> _Data entries_
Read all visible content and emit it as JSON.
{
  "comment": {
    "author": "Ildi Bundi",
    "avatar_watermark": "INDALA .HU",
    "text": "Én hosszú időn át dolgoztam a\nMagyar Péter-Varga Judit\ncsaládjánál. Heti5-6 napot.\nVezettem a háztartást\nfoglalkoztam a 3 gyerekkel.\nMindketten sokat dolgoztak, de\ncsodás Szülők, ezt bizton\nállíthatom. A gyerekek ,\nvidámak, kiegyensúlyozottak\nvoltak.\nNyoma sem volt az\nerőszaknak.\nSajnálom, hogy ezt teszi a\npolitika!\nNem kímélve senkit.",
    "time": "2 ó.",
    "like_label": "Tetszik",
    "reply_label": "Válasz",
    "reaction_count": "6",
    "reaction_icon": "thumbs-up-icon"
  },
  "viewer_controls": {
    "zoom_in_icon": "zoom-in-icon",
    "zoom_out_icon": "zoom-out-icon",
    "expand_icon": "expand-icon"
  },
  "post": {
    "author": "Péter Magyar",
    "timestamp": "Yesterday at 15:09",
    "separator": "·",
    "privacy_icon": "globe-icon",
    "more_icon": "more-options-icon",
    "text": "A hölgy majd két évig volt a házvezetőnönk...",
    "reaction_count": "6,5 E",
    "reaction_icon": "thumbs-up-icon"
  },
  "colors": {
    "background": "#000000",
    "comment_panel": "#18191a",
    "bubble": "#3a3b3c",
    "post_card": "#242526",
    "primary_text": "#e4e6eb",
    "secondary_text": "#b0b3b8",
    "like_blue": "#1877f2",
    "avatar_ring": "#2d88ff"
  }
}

> _What the exercise asks_
Return every line above that contains the word "volt".

> _Solution to the problem_
    "text": "Én hosszú időn át dolgoztam a\nMagyar Péter-Varga Judit\ncsaládjánál. Heti5-6 napot.\nVezettem a háztartást\nfoglalkoztam a 3 gyerekkel.\nMindketten sokat dolgoztak, de\ncsodás Szülők, ezt bizton\nállíthatom. A gyerekek ,\nvidámak, kiegyensúlyozottak\nvoltak.\nNyoma sem volt az\nerőszaknak.\nSajnálom, hogy ezt teszi a\npolitika!\nNem kímélve senkit.",
    "text": "A hölgy majd két évig volt a házvezetőnönk...",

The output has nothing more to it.